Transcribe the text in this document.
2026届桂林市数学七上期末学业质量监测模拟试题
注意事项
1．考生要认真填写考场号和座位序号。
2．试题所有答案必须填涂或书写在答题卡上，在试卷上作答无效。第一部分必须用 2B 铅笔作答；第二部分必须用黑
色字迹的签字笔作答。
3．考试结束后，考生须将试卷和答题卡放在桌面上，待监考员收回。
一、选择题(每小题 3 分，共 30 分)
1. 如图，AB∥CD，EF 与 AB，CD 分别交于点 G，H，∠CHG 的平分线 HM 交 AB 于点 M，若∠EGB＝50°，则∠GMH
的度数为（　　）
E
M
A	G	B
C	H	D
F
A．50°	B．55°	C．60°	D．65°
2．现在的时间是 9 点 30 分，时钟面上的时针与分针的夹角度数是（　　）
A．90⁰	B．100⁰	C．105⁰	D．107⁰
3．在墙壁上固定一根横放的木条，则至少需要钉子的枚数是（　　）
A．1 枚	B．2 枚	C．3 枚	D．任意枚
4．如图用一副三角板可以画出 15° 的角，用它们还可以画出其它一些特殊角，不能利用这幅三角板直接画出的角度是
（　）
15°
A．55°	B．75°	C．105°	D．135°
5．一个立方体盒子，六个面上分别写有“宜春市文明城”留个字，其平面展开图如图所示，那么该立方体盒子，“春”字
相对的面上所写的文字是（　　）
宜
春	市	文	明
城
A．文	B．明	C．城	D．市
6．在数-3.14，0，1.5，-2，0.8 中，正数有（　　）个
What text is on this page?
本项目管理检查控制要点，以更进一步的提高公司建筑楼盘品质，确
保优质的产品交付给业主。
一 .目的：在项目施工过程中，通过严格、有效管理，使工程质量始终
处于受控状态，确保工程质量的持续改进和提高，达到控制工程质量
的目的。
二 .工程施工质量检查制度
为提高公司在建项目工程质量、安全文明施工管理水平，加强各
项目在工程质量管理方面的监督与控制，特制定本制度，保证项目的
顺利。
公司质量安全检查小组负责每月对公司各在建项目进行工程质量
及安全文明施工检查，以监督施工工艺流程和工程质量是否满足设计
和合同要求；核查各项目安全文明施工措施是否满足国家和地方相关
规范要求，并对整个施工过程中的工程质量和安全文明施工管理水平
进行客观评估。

What to produce
Extract from the data every line where "this" shows up.

Written solution
Transcribe the text in this document.
What text is on this page?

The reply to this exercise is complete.